### DOCUMENT EXCERPT
Haiku Lessons by George Marsh

Show Don't Tell (Self Study) - Page 2

Poetry also works through images. In the case of haiku, the images are not "imaginative" in the sense of invented, fantasised or fictionalised. They are usually closely observed aspects of nature. They are real experiences. They are images in the sense that they give the reader pictures (and sounds, textures and smells) with which to recreate the experience as a whole. They show the experience, in the vivid present; they do not tell about it, reporting on something that has passed and summing up the judgement to be made about it. The reader is in the middle of it, not being told about it second hand.

Thoughts and ideas: If mental events are the subject matter of a poem, then they are expressed through the strong feelings they arouse, or through images or experiences, not baldly, as thoughts. Essays (in philosophy or journalism, for example) are the right forms for the direct expression of thoughts, ideas, analysis and judgements. Creative writing is different, and works the opposite way.

Academic language has a tendency to generalise; literary language has a tendency to the concrete. This is why haiku are more immediately grasped by younger children than by sophisticated students in an academic environment. Academics have to change mind-gear to do creative work which is not academic.

Essays use generalisations, abstract language, theories, explanations, analysis, judgements, and sum up what conclusion is to be reached. They tell. None of these things is right for a poem.

Poems (and other literary forms) use concrete situations, named objects, fully imagined scenes brought to life in vivid detail at a particular moment in time, avoid abstractions, and leave the reader to draw the conclusion. They show.


WRITE

Can you tell a phoney?

Write by each of the lines in the following statements set out in haiku-like form,

"concrete" or "abstract,"
"general" or "particular,"
"sensation" or "idea"
and "conclusion," where it is appropriate.

When you have finished, put a line through the "poems" which are obviously essays masquerading as poems, and are not real poems at all!
######
### DATA LISTING
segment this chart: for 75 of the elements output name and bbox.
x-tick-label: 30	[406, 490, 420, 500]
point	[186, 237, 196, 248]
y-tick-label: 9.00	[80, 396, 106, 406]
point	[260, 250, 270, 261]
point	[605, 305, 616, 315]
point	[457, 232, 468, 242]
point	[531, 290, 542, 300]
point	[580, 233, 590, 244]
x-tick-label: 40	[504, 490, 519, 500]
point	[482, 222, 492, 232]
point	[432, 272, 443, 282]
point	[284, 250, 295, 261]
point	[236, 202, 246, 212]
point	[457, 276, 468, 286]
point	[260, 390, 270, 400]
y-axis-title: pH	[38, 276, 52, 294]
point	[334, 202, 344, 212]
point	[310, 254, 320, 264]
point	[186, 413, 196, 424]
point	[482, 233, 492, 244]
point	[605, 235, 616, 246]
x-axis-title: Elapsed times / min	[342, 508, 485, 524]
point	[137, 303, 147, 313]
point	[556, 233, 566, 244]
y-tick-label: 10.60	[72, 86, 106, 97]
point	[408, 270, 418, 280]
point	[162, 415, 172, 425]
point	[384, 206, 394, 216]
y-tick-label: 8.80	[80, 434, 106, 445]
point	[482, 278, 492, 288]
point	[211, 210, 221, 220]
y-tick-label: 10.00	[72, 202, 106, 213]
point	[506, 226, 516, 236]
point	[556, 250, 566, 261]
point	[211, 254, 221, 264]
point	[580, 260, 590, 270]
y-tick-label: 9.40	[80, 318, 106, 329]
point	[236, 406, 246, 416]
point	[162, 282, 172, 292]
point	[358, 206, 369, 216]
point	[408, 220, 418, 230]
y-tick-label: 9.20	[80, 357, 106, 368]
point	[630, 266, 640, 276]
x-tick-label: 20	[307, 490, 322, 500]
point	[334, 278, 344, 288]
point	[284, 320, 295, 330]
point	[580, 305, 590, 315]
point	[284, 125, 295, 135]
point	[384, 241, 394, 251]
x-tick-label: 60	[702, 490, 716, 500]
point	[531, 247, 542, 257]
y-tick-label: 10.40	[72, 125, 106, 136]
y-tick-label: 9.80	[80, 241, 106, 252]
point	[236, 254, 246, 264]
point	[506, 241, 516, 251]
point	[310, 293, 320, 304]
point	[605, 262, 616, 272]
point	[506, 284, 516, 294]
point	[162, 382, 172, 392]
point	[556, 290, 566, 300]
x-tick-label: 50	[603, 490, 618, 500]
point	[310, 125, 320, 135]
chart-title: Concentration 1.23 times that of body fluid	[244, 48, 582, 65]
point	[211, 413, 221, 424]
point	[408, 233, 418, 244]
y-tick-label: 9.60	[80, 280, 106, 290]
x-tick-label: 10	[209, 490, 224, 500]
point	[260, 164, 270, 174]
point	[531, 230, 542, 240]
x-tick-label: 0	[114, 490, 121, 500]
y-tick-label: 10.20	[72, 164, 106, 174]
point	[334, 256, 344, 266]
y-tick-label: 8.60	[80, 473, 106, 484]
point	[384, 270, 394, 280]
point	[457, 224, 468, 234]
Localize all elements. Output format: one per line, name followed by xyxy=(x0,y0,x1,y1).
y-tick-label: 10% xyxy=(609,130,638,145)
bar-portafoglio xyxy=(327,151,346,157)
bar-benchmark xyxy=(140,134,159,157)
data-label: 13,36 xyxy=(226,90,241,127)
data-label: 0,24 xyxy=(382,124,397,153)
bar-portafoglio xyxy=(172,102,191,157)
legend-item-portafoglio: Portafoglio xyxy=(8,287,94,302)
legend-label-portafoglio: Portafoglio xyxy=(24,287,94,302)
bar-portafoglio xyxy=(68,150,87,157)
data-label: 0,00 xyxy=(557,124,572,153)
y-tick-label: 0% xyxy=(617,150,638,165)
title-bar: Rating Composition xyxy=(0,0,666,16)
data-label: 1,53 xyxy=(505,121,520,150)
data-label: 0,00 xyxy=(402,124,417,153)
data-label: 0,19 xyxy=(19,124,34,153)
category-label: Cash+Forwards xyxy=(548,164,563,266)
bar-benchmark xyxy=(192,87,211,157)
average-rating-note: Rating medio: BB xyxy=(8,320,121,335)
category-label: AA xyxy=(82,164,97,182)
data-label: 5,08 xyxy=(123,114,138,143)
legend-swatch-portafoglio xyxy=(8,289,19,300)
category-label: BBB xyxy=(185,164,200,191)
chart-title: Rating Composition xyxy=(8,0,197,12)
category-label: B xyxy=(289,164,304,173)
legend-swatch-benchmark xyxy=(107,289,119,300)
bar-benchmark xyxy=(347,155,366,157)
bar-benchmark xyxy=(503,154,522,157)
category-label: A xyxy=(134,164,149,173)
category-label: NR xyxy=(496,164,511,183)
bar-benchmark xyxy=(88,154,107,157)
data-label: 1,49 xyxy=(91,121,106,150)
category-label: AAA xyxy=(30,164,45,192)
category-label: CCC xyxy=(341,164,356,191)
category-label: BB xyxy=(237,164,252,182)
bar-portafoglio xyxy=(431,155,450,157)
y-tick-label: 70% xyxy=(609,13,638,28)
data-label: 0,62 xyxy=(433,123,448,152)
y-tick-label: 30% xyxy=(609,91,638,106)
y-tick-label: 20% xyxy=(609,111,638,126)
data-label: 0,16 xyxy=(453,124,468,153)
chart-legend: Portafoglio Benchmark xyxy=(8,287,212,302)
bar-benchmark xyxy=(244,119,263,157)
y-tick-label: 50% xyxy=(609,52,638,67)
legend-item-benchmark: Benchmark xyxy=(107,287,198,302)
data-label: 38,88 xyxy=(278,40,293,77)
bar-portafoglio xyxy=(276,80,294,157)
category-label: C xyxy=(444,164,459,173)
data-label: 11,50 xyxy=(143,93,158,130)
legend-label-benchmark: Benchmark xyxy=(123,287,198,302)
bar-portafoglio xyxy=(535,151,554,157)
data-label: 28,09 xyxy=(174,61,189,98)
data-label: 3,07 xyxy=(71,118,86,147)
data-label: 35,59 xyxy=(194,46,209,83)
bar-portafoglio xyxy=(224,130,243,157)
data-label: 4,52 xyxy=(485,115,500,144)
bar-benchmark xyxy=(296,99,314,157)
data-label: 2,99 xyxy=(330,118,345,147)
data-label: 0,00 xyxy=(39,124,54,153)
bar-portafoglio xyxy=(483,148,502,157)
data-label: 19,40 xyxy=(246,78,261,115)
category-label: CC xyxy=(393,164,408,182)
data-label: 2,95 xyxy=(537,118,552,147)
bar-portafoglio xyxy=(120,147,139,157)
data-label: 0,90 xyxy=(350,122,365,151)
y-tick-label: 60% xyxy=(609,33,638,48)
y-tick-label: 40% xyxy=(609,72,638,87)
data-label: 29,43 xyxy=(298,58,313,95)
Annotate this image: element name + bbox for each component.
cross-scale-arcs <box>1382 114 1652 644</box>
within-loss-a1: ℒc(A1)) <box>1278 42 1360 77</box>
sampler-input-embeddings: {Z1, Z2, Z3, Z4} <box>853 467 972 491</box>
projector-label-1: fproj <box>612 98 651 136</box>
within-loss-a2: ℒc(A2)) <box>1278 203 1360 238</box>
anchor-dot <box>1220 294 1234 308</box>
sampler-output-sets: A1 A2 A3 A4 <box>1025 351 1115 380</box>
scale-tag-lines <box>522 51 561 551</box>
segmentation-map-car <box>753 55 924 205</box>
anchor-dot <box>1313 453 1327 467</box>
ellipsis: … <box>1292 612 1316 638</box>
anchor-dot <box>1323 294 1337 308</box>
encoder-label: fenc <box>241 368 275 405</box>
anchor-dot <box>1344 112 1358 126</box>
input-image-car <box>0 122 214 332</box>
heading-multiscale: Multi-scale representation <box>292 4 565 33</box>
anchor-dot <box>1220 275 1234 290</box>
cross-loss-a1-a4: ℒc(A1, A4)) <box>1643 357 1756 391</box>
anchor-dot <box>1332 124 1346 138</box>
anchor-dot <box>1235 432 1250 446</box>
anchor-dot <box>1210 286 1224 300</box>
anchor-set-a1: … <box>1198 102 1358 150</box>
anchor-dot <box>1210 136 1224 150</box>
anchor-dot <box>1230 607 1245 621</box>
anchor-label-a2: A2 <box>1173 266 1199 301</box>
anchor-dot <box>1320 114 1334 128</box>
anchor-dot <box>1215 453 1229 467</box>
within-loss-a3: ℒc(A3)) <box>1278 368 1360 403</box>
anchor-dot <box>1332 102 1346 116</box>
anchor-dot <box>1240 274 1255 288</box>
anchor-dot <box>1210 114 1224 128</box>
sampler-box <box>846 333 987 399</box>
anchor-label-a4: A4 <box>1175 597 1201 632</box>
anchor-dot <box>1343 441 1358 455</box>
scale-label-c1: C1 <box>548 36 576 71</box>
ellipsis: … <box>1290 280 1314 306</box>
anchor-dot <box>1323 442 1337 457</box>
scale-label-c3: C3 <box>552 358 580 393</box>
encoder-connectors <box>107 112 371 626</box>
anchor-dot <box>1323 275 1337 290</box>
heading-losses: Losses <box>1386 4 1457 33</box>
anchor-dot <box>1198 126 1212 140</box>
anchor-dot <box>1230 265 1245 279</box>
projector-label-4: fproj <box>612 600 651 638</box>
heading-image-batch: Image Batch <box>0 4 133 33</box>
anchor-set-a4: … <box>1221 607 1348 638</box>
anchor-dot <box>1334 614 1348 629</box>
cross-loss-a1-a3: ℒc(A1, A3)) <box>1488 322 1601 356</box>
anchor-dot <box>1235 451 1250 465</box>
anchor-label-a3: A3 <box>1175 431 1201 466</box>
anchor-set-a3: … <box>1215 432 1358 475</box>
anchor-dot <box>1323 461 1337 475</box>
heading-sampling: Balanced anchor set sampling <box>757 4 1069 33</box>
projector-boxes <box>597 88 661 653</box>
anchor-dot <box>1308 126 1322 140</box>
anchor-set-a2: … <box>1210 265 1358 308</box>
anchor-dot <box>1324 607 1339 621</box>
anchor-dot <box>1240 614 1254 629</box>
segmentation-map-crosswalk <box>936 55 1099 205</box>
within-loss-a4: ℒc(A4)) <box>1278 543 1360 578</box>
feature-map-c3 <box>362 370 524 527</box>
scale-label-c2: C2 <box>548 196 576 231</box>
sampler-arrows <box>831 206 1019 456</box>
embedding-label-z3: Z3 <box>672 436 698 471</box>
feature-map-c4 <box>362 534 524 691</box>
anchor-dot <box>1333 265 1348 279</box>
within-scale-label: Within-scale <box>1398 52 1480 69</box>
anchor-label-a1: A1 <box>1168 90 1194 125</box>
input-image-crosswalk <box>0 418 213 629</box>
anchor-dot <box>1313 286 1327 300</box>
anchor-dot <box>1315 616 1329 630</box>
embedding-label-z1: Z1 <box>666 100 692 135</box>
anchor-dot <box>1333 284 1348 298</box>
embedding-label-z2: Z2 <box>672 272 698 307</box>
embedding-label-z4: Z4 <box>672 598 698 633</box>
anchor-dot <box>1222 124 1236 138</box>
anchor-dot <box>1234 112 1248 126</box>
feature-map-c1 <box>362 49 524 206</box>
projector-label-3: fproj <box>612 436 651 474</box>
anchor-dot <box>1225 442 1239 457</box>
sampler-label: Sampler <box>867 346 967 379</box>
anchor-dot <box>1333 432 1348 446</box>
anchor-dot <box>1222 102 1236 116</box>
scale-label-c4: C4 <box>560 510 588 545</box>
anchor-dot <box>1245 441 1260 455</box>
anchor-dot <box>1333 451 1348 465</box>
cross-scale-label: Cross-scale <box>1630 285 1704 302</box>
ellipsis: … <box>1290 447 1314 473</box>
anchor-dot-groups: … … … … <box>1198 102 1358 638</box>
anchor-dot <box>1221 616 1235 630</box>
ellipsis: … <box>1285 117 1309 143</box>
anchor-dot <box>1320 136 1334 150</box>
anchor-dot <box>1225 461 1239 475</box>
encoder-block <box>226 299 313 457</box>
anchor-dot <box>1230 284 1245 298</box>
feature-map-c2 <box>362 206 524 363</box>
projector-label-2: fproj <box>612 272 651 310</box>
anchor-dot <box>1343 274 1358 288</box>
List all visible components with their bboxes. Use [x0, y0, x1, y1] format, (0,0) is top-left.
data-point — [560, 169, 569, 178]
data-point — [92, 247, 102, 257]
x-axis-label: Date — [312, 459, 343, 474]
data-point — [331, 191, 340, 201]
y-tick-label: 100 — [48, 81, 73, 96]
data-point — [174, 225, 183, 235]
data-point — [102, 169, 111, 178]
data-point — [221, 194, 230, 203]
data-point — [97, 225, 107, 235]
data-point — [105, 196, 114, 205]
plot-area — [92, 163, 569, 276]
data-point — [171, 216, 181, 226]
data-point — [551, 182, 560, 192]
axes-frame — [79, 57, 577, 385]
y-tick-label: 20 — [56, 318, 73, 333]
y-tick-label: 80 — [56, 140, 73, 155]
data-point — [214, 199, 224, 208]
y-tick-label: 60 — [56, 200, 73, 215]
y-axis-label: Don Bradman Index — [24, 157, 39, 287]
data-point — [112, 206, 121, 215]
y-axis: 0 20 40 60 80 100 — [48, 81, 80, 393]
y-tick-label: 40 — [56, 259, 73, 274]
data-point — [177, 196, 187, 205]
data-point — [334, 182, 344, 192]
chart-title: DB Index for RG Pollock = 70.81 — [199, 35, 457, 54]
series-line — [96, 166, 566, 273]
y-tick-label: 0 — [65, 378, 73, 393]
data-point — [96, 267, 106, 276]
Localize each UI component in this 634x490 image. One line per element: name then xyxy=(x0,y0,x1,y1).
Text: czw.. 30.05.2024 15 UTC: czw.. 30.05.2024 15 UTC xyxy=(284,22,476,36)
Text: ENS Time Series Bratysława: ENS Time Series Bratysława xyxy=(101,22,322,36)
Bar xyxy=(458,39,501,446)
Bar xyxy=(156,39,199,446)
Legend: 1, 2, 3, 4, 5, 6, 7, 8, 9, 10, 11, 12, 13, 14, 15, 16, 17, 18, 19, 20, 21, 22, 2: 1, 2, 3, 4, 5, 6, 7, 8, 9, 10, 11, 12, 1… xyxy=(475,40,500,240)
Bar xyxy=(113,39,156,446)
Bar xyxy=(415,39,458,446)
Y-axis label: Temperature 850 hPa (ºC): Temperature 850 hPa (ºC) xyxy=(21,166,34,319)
######
[SHORT PROBLEM 1]
Do these statements agree with the haiku lesson? Answer yes or no for each, and quote the words from the lesson that decide it. (a) Haiku images are usually invented or fictionalized. (b) Younger children grasp haiku more readily than sophisticated students in an academic setting. (c) Poems leave the reader to reach the conclusion.
[SHORT PROBLEM 2]
Pick up the haiku lesson where it ends and keep writing it.
The records play no role here.

[EXPECTED ANSWER 1]
(a) No: "They are usually closely observed aspects of nature."
(b) Yes: "haiku are more immediately grasped by younger children than by sophisticated students in an academic environment."
(c) Yes: "leave the reader to draw the conclusion."

[EXPECTED ANSWER 2]
1. I always feel
that life is so sad –
        we are alone.

2. On the dewy grass
to one side of the path
        a single footprint.

3. Wasp nest
perfect, in the rafters
        of a ruined house.

4. Insect architecture
is intricate and beautiful,
        a marvel of cooperation.

Here is a more difficult case: it is partly about a thought, but it is set in a definite place at a particular time, and the thought is a kind of sensation, is it not?

5. Walking at night,
sound of the cold river,
        thoughts of sleep.

Poetry also sometimes enacts the experience which is the subject of the poem. This is another way in which the tendency of poetic language is to make things concrete, to be the meaning, using the rhythmic possibilities of language.
 
Which of the following haiku-like forms shows you the experience by enacting it, rhythmically (how does it do this?) and which tells you about it? Write shows or tells next to each poem, and say what it is about the sound quality of each of the shows ones that rhythmically enacts the subject.

Walking the snow-crust
not sinking
sinking
 
In deep snow
one can be uncertain
about one’s footing
 
crow follows crow;
a hedgesparrow hops on a
moss-covered grave
 
I saw a sparrow;
its quick little movements
were funny
 
Insects die
as the summer season ends.
They sting no more.
 
Summer’s end nears –
now the slow bee allows
stroking of fur

Food for thought:
 


REFLECTION

Numbers two and four are generalisations more suited to the essay form than poetry. Numbers one, three and five are all highly specific images, vivid to the senses, and good poems which are suggestive and resonant, leaving plenty of room for metaphorical interpretation by the reader.
 
In "Walking the snow-crust …" one is there! The reader hesitates, heart in mouth, teetering, between lines two and three, and thus enacts the action which is the subject.
 
"Crow follows crow …" uses long-vowelled, heavily-accented slow syllables for the slow crows, and a scatter of short-vowelled syllables, many of them unaccented, for the quick hopping movement of the hedgesparrows. One feels the contrast enacted in the process of reading. Try reading it aloud.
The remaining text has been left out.